### WORK TO BE COMPLETED
Copy the data that follows, character for character, minus the pictures.

### INPUT DATA
-- Start --
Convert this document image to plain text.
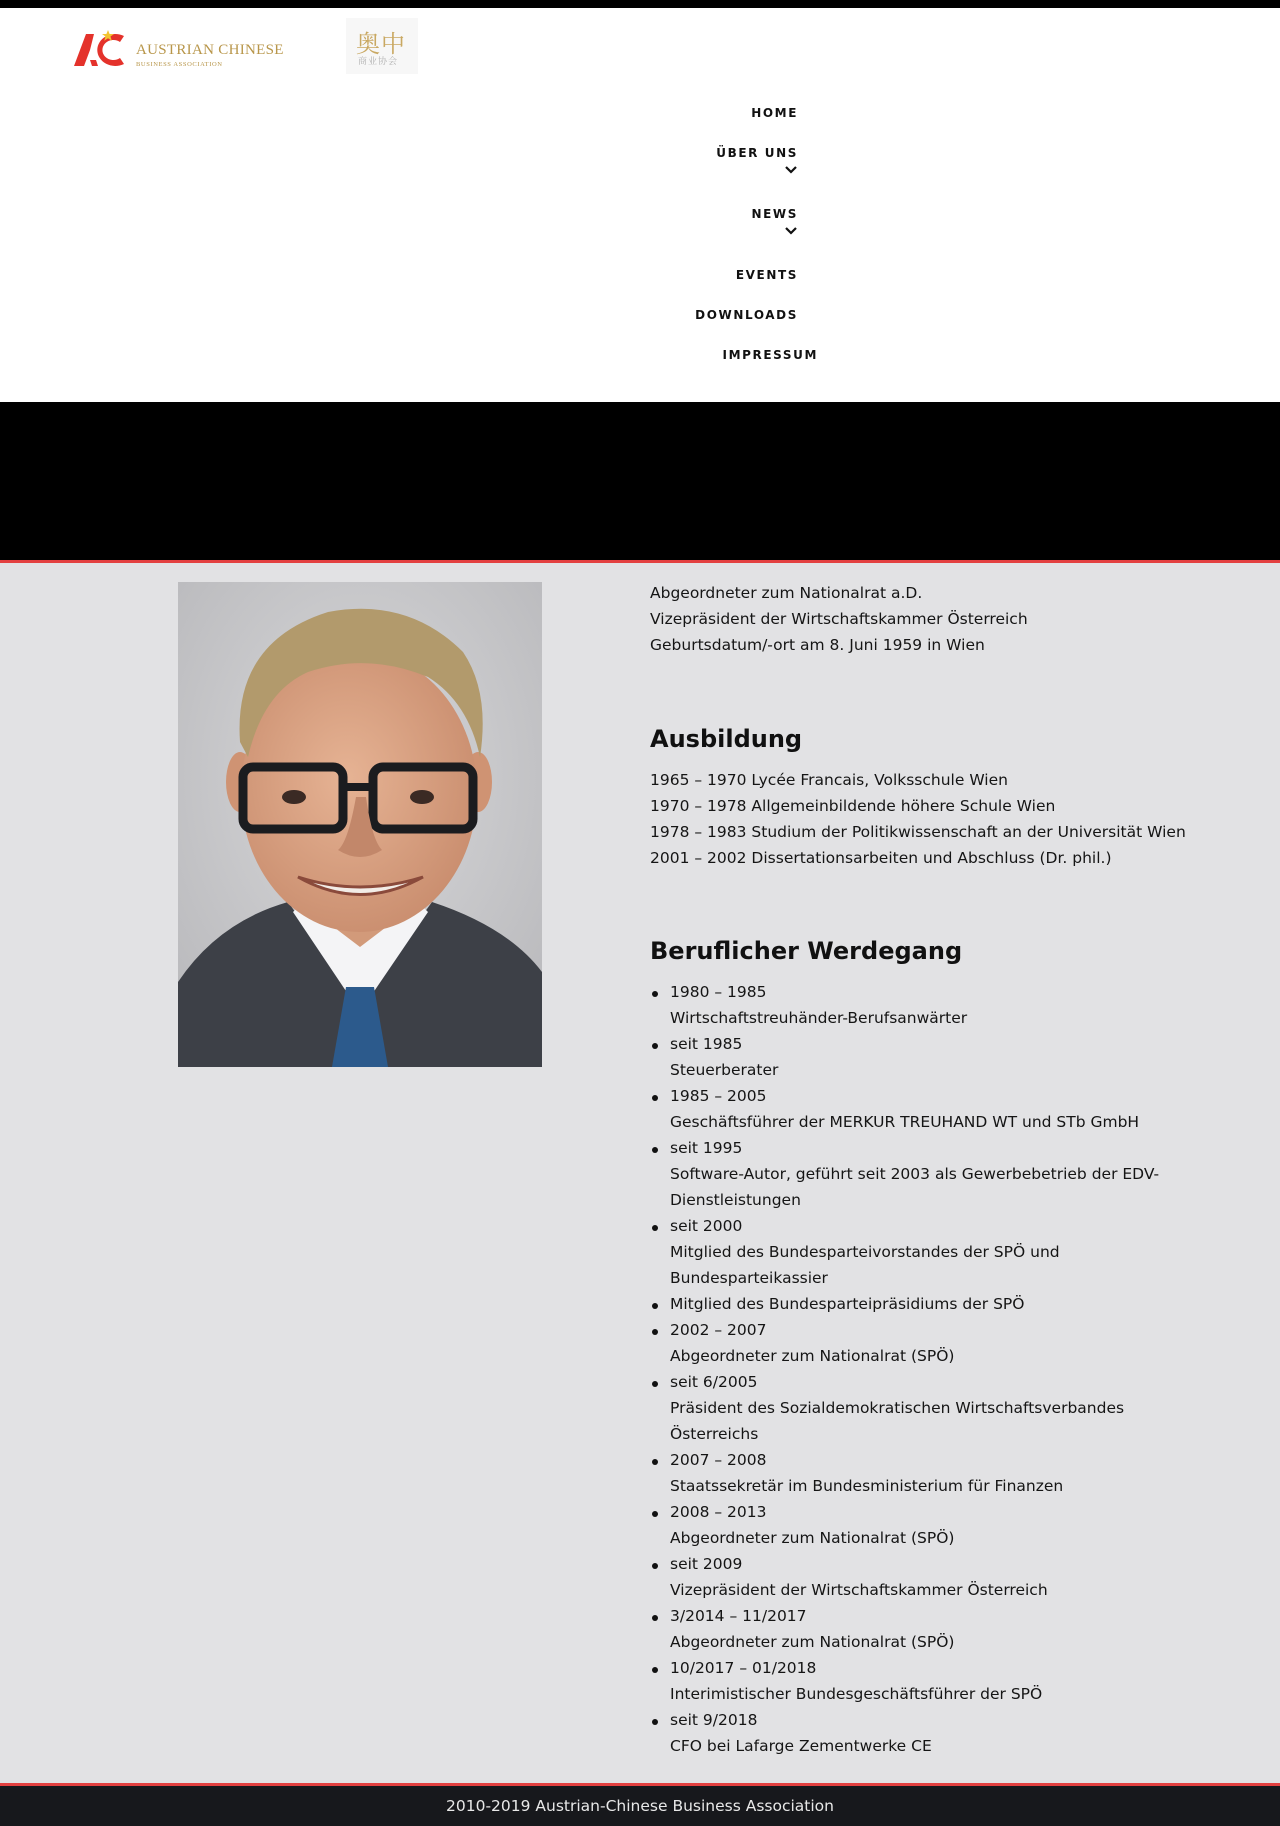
AUSTRIAN CHINESE
BUSINESS ASSOCIATION
奥中
商业协会
HOME
ÜBER UNS
NEWS
EVENTS
DOWNLOADS
IMPRESSUM
Abgeordneter zum Nationalrat a.D.
Vizepräsident der Wirtschaftskammer Österreich
Geburtsdatum/-ort am 8. Juni 1959 in Wien
Ausbildung
1965 – 1970 Lycée Francais, Volksschule Wien
1970 – 1978 Allgemeinbildende höhere Schule Wien
1978 – 1983 Studium der Politikwissenschaft an der Universität Wien
2001 – 2002 Dissertationsarbeiten und Abschluss (Dr. phil.)
Beruflicher Werdegang
1980 – 1985
Wirtschaftstreuhänder-Berufsanwärter
seit 1985
Steuerberater
1985 – 2005
Geschäftsführer der MERKUR TREUHAND WT und STb GmbH
seit 1995
Software-Autor, geführt seit 2003 als Gewerbebetrieb der EDV-
Dienstleistungen
seit 2000
Mitglied des Bundesparteivorstandes der SPÖ und
Bundesparteikassier
Mitglied des Bundesparteipräsidiums der SPÖ
2002 – 2007
Abgeordneter zum Nationalrat (SPÖ)
seit 6/2005
Präsident des Sozialdemokratischen Wirtschaftsverbandes
Österreichs
2007 – 2008
Staatssekretär im Bundesministerium für Finanzen
2008 – 2013
Abgeordneter zum Nationalrat (SPÖ)
seit 2009
Vizepräsident der Wirtschaftskammer Österreich
3/2014 – 11/2017
Abgeordneter zum Nationalrat (SPÖ)
10/2017 – 01/2018
Interimistischer Bundesgeschäftsführer der SPÖ
seit 9/2018
CFO bei Lafarge Zementwerke CE
2010-2019 Austrian-Chinese Business Association
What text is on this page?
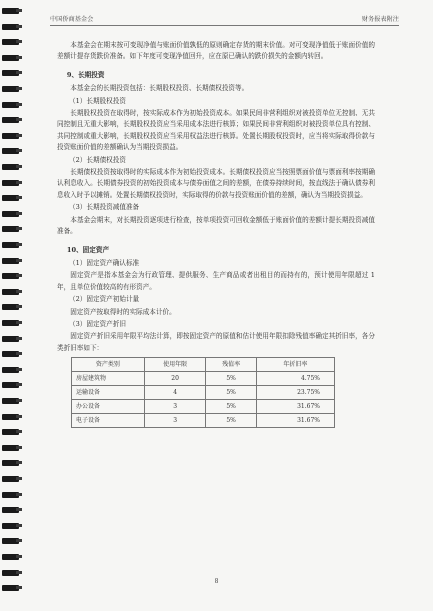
中国侨商基金会	财务报表附注

本基金会在期末按可变现净值与账面价值孰低的原则确定存货的期末价值。对可变现净值低于账面价值的差额计提存货跌价准备。如下年度可变现净值回升，应在原已确认的跌价损失的金额内转回。

9、长期投资

本基金会的长期投资包括：长期股权投资、长期债权投资等。

（1）长期股权投资

长期股权投资在取得时，按实际成本作为初始投资成本。如果民间非营利组织对被投资单位无控制、无共同控制且无重大影响，长期股权投资应当采用成本法进行核算；如果民间非营利组织对被投资单位具有控制、共同控制或重大影响，长期股权投资应当采用权益法进行核算。处置长期股权投资时，应当将实际取得价款与投资账面价值的差额确认为当期投资损益。

（2）长期债权投资

长期债权投资按取得时的实际成本作为初始投资成本。长期债权投资应当按照票面价值与票面利率按期确认利息收入。长期债券投资的初始投资成本与债券面值之间的差额，在债券持续时间，按直线法于确认债券利息收入时予以摊销。处置长期债权投资时，实际取得的价款与投资账面价值的差额，确认为当期投资损益。

（3）长期投资减值准备

本基金会期末，对长期投资逐项进行检查，按单项投资可回收金额低于账面价值的差额计提长期投资减值准备。

10、固定资产

（1）固定资产确认标准

固定资产是指本基金会为行政管理、提供服务、生产商品或者出租目的而持有的，预计使用年限超过 1 年，且单位价值较高的有形资产。

（2）固定资产初始计量

固定资产按取得时的实际成本计价。

（3）固定资产折旧

固定资产折旧采用年限平均法计算，即按固定资产的原值和估计使用年限扣除残值率确定其折旧率，各分类折旧率如下：

资产类别	使用年限	残值率	年折旧率
房屋建筑物	20	5%	4.75%
运输设备	4	5%	23.75%
办公设备	3	5%	31.67%
电子设备	3	5%	31.67%
8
-- End --
### TASK SOLUTION
Convert this document image to plain text.
AUSTRIAN CHINESE
BUSINESS ASSOCIATION
奥中
商业协会
HOME
ÜBER UNS
NEWS
EVENTS
DOWNLOADS
IMPRESSUM
Abgeordneter zum Nationalrat a.D.
Vizepräsident der Wirtschaftskammer Österreich
Geburtsdatum/-ort am 8. Juni 1959 in Wien
Ausbildung
1965 – 1970 Lycée Francais, Volksschule Wien
1970 – 1978 Allgemeinbildende höhere Schule Wien
1978 – 1983 Studium der Politikwissenschaft an der Universität Wien
2001 – 2002 Dissertationsarbeiten und Abschluss (Dr. phil.)
Beruflicher Werdegang
1980 – 1985
Wirtschaftstreuhänder-Berufsanwärter
seit 1985
Steuerberater
1985 – 2005
Geschäftsführer der MERKUR TREUHAND WT und STb GmbH
seit 1995
Software-Autor, geführt seit 2003 als Gewerbebetrieb der EDV-
Dienstleistungen
seit 2000
Mitglied des Bundesparteivorstandes der SPÖ und
Bundesparteikassier
Mitglied des Bundesparteipräsidiums der SPÖ
2002 – 2007
Abgeordneter zum Nationalrat (SPÖ)
seit 6/2005
Präsident des Sozialdemokratischen Wirtschaftsverbandes
Österreichs
2007 – 2008
Staatssekretär im Bundesministerium für Finanzen
2008 – 2013
Abgeordneter zum Nationalrat (SPÖ)
seit 2009
Vizepräsident der Wirtschaftskammer Österreich
3/2014 – 11/2017
Abgeordneter zum Nationalrat (SPÖ)
10/2017 – 01/2018
Interimistischer Bundesgeschäftsführer der SPÖ
seit 9/2018
CFO bei Lafarge Zementwerke CE
2010-2019 Austrian-Chinese Business Association
What text is on this page?
中国侨商基金会	财务报表附注

本基金会在期末按可变现净值与账面价值孰低的原则确定存货的期末价值。对可变现净值低于账面价值的差额计提存货跌价准备。如下年度可变现净值回升，应在原已确认的跌价损失的金额内转回。

9、长期投资

本基金会的长期投资包括：长期股权投资、长期债权投资等。

（1）长期股权投资

长期股权投资在取得时，按实际成本作为初始投资成本。如果民间非营利组织对被投资单位无控制、无共同控制且无重大影响，长期股权投资应当采用成本法进行核算；如果民间非营利组织对被投资单位具有控制、共同控制或重大影响，长期股权投资应当采用权益法进行核算。处置长期股权投资时，应当将实际取得价款与投资账面价值的差额确认为当期投资损益。

（2）长期债权投资

长期债权投资按取得时的实际成本作为初始投资成本。长期债权投资应当按照票面价值与票面利率按期确认利息收入。长期债券投资的初始投资成本与债券面值之间的差额，在债券持续时间，按直线法于确认债券利息收入时予以摊销。处置长期债权投资时，实际取得的价款与投资账面价值的差额，确认为当期投资损益。

（3）长期投资减值准备

本基金会期末，对长期投资逐项进行检查，按单项投资可回收金额低于账面价值的差额计提长期投资减值准备。

10、固定资产

（1）固定资产确认标准

固定资产是指本基金会为行政管理、提供服务、生产商品或者出租目的而持有的，预计使用年限超过 1 年，且单位价值较高的有形资产。

（2）固定资产初始计量

固定资产按取得时的实际成本计价。

（3）固定资产折旧

固定资产折旧采用年限平均法计算，即按固定资产的原值和估计使用年限扣除残值率确定其折旧率，各分类折旧率如下：

资产类别	使用年限	残值率	年折旧率
房屋建筑物	20	5%	4.75%
运输设备	4	5%	23.75%
办公设备	3	5%	31.67%
电子设备	3	5%	31.67%
8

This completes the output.